Exercise description => Go through the listing and set it down exactly, leaving out its pictures.

--- START ---

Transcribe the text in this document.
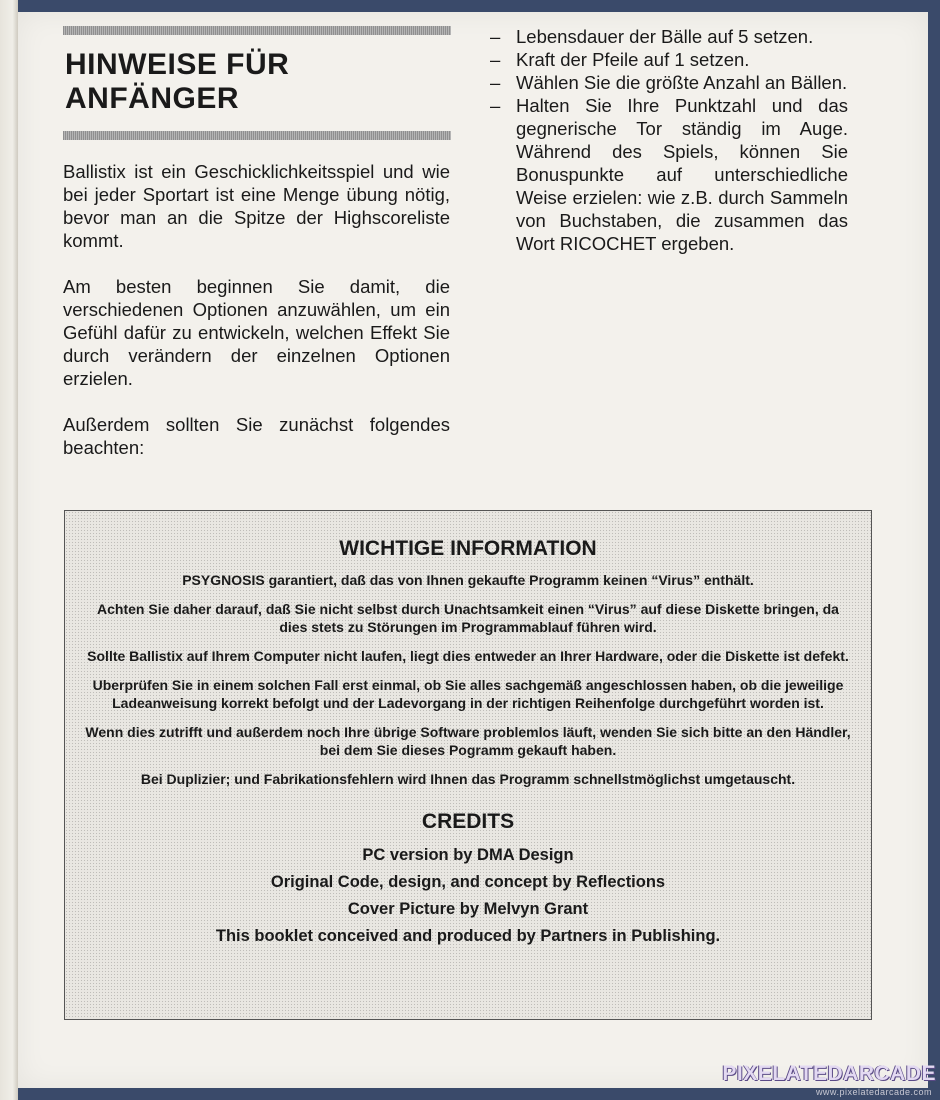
HINWEISE FÜR
ANFÄNGER
Ballistix ist ein Geschicklichkeitsspiel und wie bei jeder Sportart ist eine Menge übung nötig, bevor man an die Spitze der Highscoreliste kommt.
Am besten beginnen Sie damit, die verschiedenen Optionen anzuwählen, um ein Gefühl dafür zu entwickeln, welchen Effekt Sie durch verändern der einzelnen Optionen erzielen.
Außerdem sollten Sie zunächst folgendes beachten:
– Lebensdauer der Bälle auf 5 setzen.
– Kraft der Pfeile auf 1 setzen.
– Wählen Sie die größte Anzahl an Bällen.
– Halten Sie Ihre Punktzahl und das gegnerische Tor ständig im Auge. Während des Spiels, können Sie Bonuspunkte auf unterschiedliche Weise erzielen: wie z.B. durch Sammeln von Buchstaben, die zusammen das Wort RICOCHET ergeben.
WICHTIGE INFORMATION

PSYGNOSIS garantiert, daß das von Ihnen gekaufte Programm keinen “Virus” enthält.

Achten Sie daher darauf, daß Sie nicht selbst durch Unachtsamkeit einen “Virus” auf diese Diskette bringen, da dies stets zu Störungen im Programmablauf führen wird.

Sollte Ballistix auf Ihrem Computer nicht laufen, liegt dies entweder an Ihrer Hardware, oder die Diskette ist defekt.

Uberprüfen Sie in einem solchen Fall erst einmal, ob Sie alles sachgemäß angeschlossen haben, ob die jeweilige Ladeanweisung korrekt befolgt und der Ladevorgang in der richtigen Reihenfolge durchgeführt worden ist.

Wenn dies zutrifft und außerdem noch Ihre übrige Software problemlos läuft, wenden Sie sich bitte an den Händler, bei dem Sie dieses Pogramm gekauft haben.

Bei Duplizier; und Fabrikationsfehlern wird Ihnen das Programm schnellstmöglichst umgetauscht.

CREDITS
PC version by DMA Design
Original Code, design, and concept by Reflections
Cover Picture by Melvyn Grant
This booklet conceived and produced by Partners in Publishing.
PIXELATEDARCADE
www.pixelatedarcade.com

--- END ---

Response to the exercise =>
Transcribe the text in this document.
HINWEISE FÜR
ANFÄNGER
Ballistix ist ein Geschicklichkeitsspiel und wie bei jeder Sportart ist eine Menge übung nötig, bevor man an die Spitze der Highscoreliste kommt.
Am besten beginnen Sie damit, die verschiedenen Optionen anzuwählen, um ein Gefühl dafür zu entwickeln, welchen Effekt Sie durch verändern der einzelnen Optionen erzielen.
Außerdem sollten Sie zunächst folgendes beachten:
– Lebensdauer der Bälle auf 5 setzen.
– Kraft der Pfeile auf 1 setzen.
– Wählen Sie die größte Anzahl an Bällen.
– Halten Sie Ihre Punktzahl und das gegnerische Tor ständig im Auge. Während des Spiels, können Sie Bonuspunkte auf unterschiedliche Weise erzielen: wie z.B. durch Sammeln von Buchstaben, die zusammen das Wort RICOCHET ergeben.
WICHTIGE INFORMATION

PSYGNOSIS garantiert, daß das von Ihnen gekaufte Programm keinen “Virus” enthält.

Achten Sie daher darauf, daß Sie nicht selbst durch Unachtsamkeit einen “Virus” auf diese Diskette bringen, da dies stets zu Störungen im Programmablauf führen wird.

Sollte Ballistix auf Ihrem Computer nicht laufen, liegt dies entweder an Ihrer Hardware, oder die Diskette ist defekt.

Uberprüfen Sie in einem solchen Fall erst einmal, ob Sie alles sachgemäß angeschlossen haben, ob die jeweilige Ladeanweisung korrekt befolgt und der Ladevorgang in der richtigen Reihenfolge durchgeführt worden ist.

Wenn dies zutrifft und außerdem noch Ihre übrige Software problemlos läuft, wenden Sie sich bitte an den Händler, bei dem Sie dieses Pogramm gekauft haben.

Bei Duplizier; und Fabrikationsfehlern wird Ihnen das Programm schnellstmöglichst umgetauscht.

CREDITS
PC version by DMA Design
Original Code, design, and concept by Reflections
Cover Picture by Melvyn Grant
This booklet conceived and produced by Partners in Publishing.
PIXELATEDARCADE
www.pixelatedarcade.com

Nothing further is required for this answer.